• **What to produce**
Copy out the data below word for word, from the line containing "message-time: 13:14 — [438, 670, 479, 687]" up to and including the line containing "question-mark-emoji: ❓ — [187, 529, 216, 554]".
======== Rows
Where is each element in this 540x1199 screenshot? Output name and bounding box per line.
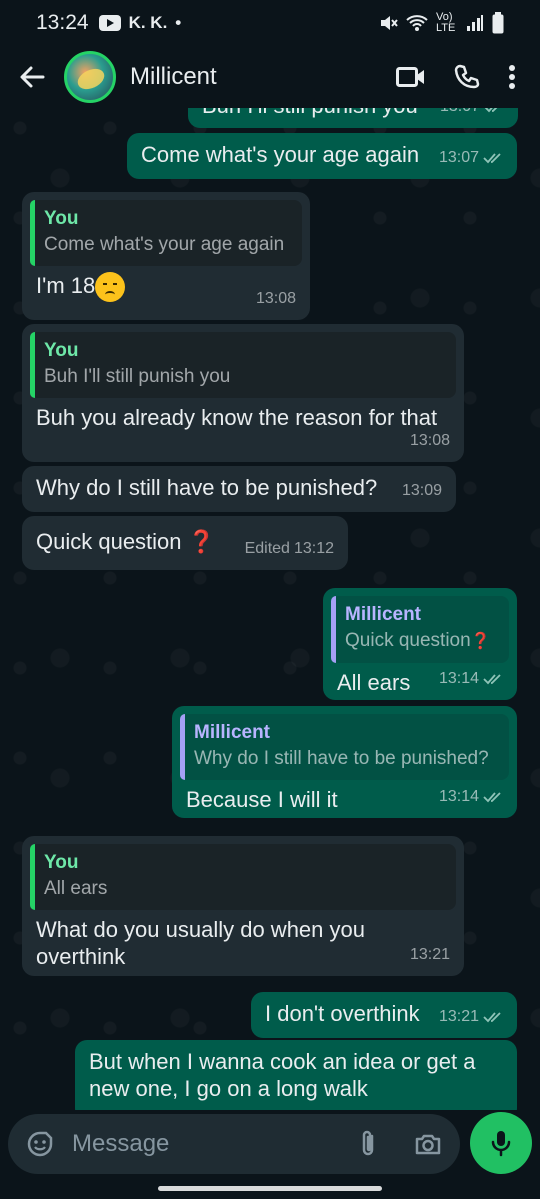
message-time: 13:14 — [438, 670, 479, 687]
message-time: 13:21 — [409, 946, 450, 963]
home-gesture-handle[interactable] — [158, 1186, 382, 1191]
mic-icon — [491, 1131, 511, 1157]
message-bubble[interactable]: Come what's your age again 13:07 — [127, 133, 517, 179]
video-call-icon[interactable] — [396, 66, 426, 88]
message-time: 13:09 — [401, 482, 442, 499]
edited-label: Edited — [244, 540, 290, 557]
question-mark-emoji: ❓ — [187, 529, 216, 554]
message-text: Buh I'll still punish you — [200, 108, 418, 118]
read-ticks-icon — [483, 152, 501, 163]
message-time: 13:08 — [409, 432, 450, 449]
notification-dot: • — [175, 13, 182, 32]
quote-author: You — [44, 852, 79, 873]
quote-text: Buh I'll still punish you — [44, 366, 231, 387]
message-bubble[interactable]: Quick question ❓ Edited 13:12 — [22, 516, 348, 570]
quote-author: Millicent — [194, 722, 271, 743]
message-text: I'm 18 — [36, 273, 96, 298]
message-bubble[interactable]: I don't overthink 13:21 — [251, 992, 517, 1038]
message-bubble[interactable]: You Buh I'll still punish you Buh you al… — [22, 324, 464, 462]
back-button[interactable] — [0, 46, 64, 108]
composer-bar: Message — [0, 1110, 540, 1180]
read-ticks-icon — [483, 673, 501, 684]
status-bar: 13:24 K. K. • Vo) LTE — [0, 0, 540, 46]
attach-icon[interactable] — [358, 1129, 378, 1159]
more-options-icon[interactable] — [508, 64, 516, 90]
message-bubble[interactable]: Buh I'll still punish you 13:07 — [188, 108, 518, 128]
message-text: Buh you already know the reason for that — [36, 405, 438, 430]
read-ticks-icon — [483, 791, 501, 802]
camera-icon[interactable] — [414, 1132, 442, 1156]
message-text: But when I wanna cook an idea or get a n… — [89, 1049, 476, 1101]
message-text: Come what's your age again — [141, 142, 420, 167]
quote-text: All ears — [44, 878, 108, 899]
battery-icon — [492, 12, 504, 34]
quoted-message[interactable]: You Come what's your age again — [30, 200, 302, 266]
quote-text: Quick question — [345, 630, 471, 651]
network-label: Vo) LTE — [436, 11, 456, 34]
status-time: 13:24 — [36, 11, 89, 34]
message-text: What do you usually do when you overthin… — [36, 917, 365, 969]
message-time: 13:07 — [438, 149, 479, 166]
message-text: I don't overthink — [265, 1001, 420, 1026]
voice-message-button[interactable] — [470, 1112, 532, 1174]
contact-name[interactable]: Millicent — [130, 63, 396, 91]
youtube-icon — [98, 15, 121, 31]
avatar[interactable] — [64, 51, 116, 103]
message-text: Why do I still have to be punished? — [36, 475, 378, 500]
message-text: Quick question — [36, 529, 182, 554]
quote-author: Millicent — [345, 604, 422, 625]
message-time: 13:07 — [440, 108, 480, 120]
quote-text: Come what's your age again — [44, 234, 285, 255]
chat-header: Millicent — [0, 46, 540, 108]
chat-area[interactable]: Buh I'll still punish you 13:07 Come wha… — [0, 108, 540, 1110]
voice-call-icon[interactable] — [454, 64, 480, 90]
pensive-face-emoji — [95, 272, 126, 303]
system-nav-bar — [0, 1180, 540, 1199]
mute-icon — [381, 16, 398, 30]
message-bubble[interactable]: Why do I still have to be punished? 13:0… — [22, 466, 456, 512]
quoted-message[interactable]: Millicent Why do I still have to be puni… — [180, 714, 509, 780]
message-time: 13:21 — [438, 1008, 479, 1025]
message-time: 13:12 — [293, 540, 334, 557]
read-ticks-icon — [483, 1011, 501, 1022]
quoted-message[interactable]: You All ears — [30, 844, 456, 910]
wifi-icon — [406, 15, 428, 31]
message-time: 13:08 — [255, 290, 296, 307]
message-bubble[interactable]: You Come what's your age again I'm 18 13… — [22, 192, 310, 320]
message-bubble[interactable]: Millicent Why do I still have to be puni… — [172, 706, 517, 818]
signal-icon — [467, 15, 483, 31]
message-time: 13:14 — [438, 788, 479, 805]
message-input[interactable]: Message — [8, 1114, 460, 1174]
quote-text: Why do I still have to be punished? — [194, 748, 489, 769]
quoted-message[interactable]: Millicent Quick question❓ — [331, 596, 509, 663]
read-ticks-icon — [485, 108, 497, 112]
quote-author: You — [44, 340, 79, 361]
message-bubble[interactable]: But when I wanna cook an idea or get a n… — [75, 1040, 517, 1110]
quote-author: You — [44, 208, 79, 229]
quoted-message[interactable]: You Buh I'll still punish you — [30, 332, 456, 398]
message-bubble[interactable]: Millicent Quick question❓ All ears 13:14 — [323, 588, 517, 700]
message-placeholder: Message — [72, 1130, 170, 1157]
question-mark-emoji: ❓ — [470, 633, 491, 650]
emoji-icon[interactable] — [26, 1130, 54, 1158]
back-arrow-icon — [20, 66, 45, 88]
message-bubble[interactable]: You All ears What do you usually do when… — [22, 836, 464, 976]
notification-text: K. K. — [128, 13, 168, 32]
================
• **Answer to this problem**
message-time: 13:14 — [438, 670, 479, 687]
message-time: 13:21 — [409, 946, 450, 963]
home-gesture-handle[interactable] — [158, 1186, 382, 1191]
mic-icon — [491, 1131, 511, 1157]
message-bubble[interactable]: Come what's your age again 13:07 — [127, 133, 517, 179]
video-call-icon[interactable] — [396, 66, 426, 88]
message-time: 13:09 — [401, 482, 442, 499]
edited-label: Edited — [244, 540, 290, 557]
question-mark-emoji: ❓ — [187, 529, 216, 554]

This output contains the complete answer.